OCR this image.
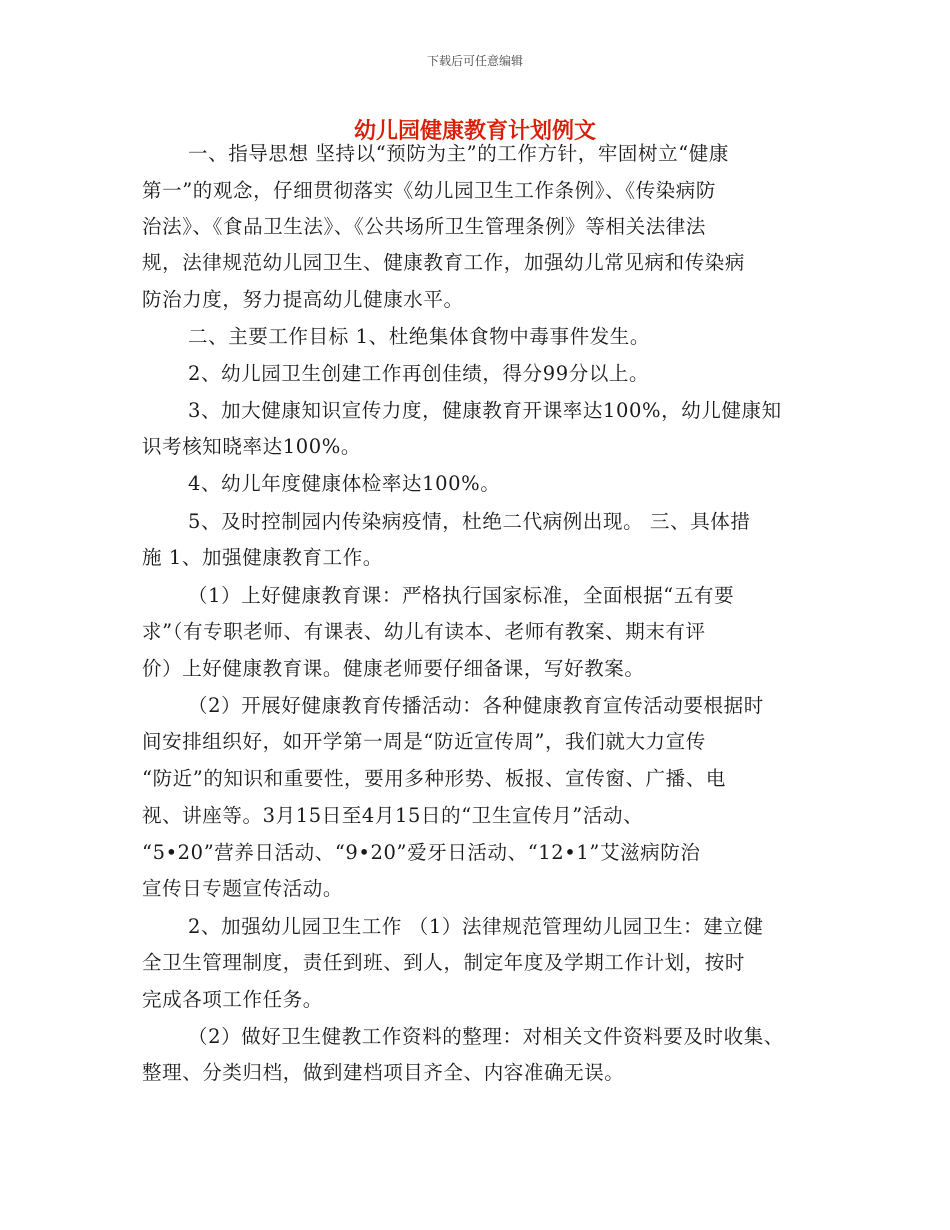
下载后可任意编辑
幼儿园健康教育计划例文
一、指导思想 坚持以“预防为主”的工作方针，牢固树立“健康
第一”的观念，仔细贯彻落实《幼儿园卫生工作条例》、《传染病防
治法》、《食品卫生法》、《公共场所卫生管理条例》等相关法律法
规，法律规范幼儿园卫生、健康教育工作，加强幼儿常见病和传染病
防治力度，努力提高幼儿健康水平。
二、主要工作目标 1、杜绝集体食物中毒事件发生。
2、幼儿园卫生创建工作再创佳绩，得分99分以上。
3、加大健康知识宣传力度，健康教育开课率达100%，幼儿健康知
识考核知晓率达100%。
4、幼儿年度健康体检率达100%。
5、及时控制园内传染病疫情，杜绝二代病例出现。 三、具体措
施 1、加强健康教育工作。
（1）上好健康教育课：严格执行国家标准，全面根据“五有要
求”（有专职老师、有课表、幼儿有读本、老师有教案、期末有评
价）上好健康教育课。健康老师要仔细备课，写好教案。
（2）开展好健康教育传播活动：各种健康教育宣传活动要根据时
间安排组织好，如开学第一周是“防近宣传周”，我们就大力宣传
“防近”的知识和重要性，要用多种形势、板报、宣传窗、广播、电
视、讲座等。3月15日至4月15日的“卫生宣传月”活动、
“5•20”营养日活动、“9•20”爱牙日活动、“12•1”艾滋病防治
宣传日专题宣传活动。
2、加强幼儿园卫生工作 （1）法律规范管理幼儿园卫生：建立健
全卫生管理制度，责任到班、到人，制定年度及学期工作计划，按时
完成各项工作任务。
（2）做好卫生健教工作资料的整理：对相关文件资料要及时收集、
整理、分类归档，做到建档项目齐全、内容准确无误。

(Aim of the exercise):
Copy every record above exactly, leaving out any pictures.

(Response to the exercise):
OCR this image.
下载后可任意编辑
幼儿园健康教育计划例文
一、指导思想 坚持以“预防为主”的工作方针，牢固树立“健康
第一”的观念，仔细贯彻落实《幼儿园卫生工作条例》、《传染病防
治法》、《食品卫生法》、《公共场所卫生管理条例》等相关法律法
规，法律规范幼儿园卫生、健康教育工作，加强幼儿常见病和传染病
防治力度，努力提高幼儿健康水平。
二、主要工作目标 1、杜绝集体食物中毒事件发生。
2、幼儿园卫生创建工作再创佳绩，得分99分以上。
3、加大健康知识宣传力度，健康教育开课率达100%，幼儿健康知
识考核知晓率达100%。
4、幼儿年度健康体检率达100%。
5、及时控制园内传染病疫情，杜绝二代病例出现。 三、具体措
施 1、加强健康教育工作。
（1）上好健康教育课：严格执行国家标准，全面根据“五有要
求”（有专职老师、有课表、幼儿有读本、老师有教案、期末有评
价）上好健康教育课。健康老师要仔细备课，写好教案。
（2）开展好健康教育传播活动：各种健康教育宣传活动要根据时
间安排组织好，如开学第一周是“防近宣传周”，我们就大力宣传
“防近”的知识和重要性，要用多种形势、板报、宣传窗、广播、电
视、讲座等。3月15日至4月15日的“卫生宣传月”活动、
“5•20”营养日活动、“9•20”爱牙日活动、“12•1”艾滋病防治
宣传日专题宣传活动。
2、加强幼儿园卫生工作 （1）法律规范管理幼儿园卫生：建立健
全卫生管理制度，责任到班、到人，制定年度及学期工作计划，按时
完成各项工作任务。
（2）做好卫生健教工作资料的整理：对相关文件资料要及时收集、
整理、分类归档，做到建档项目齐全、内容准确无误。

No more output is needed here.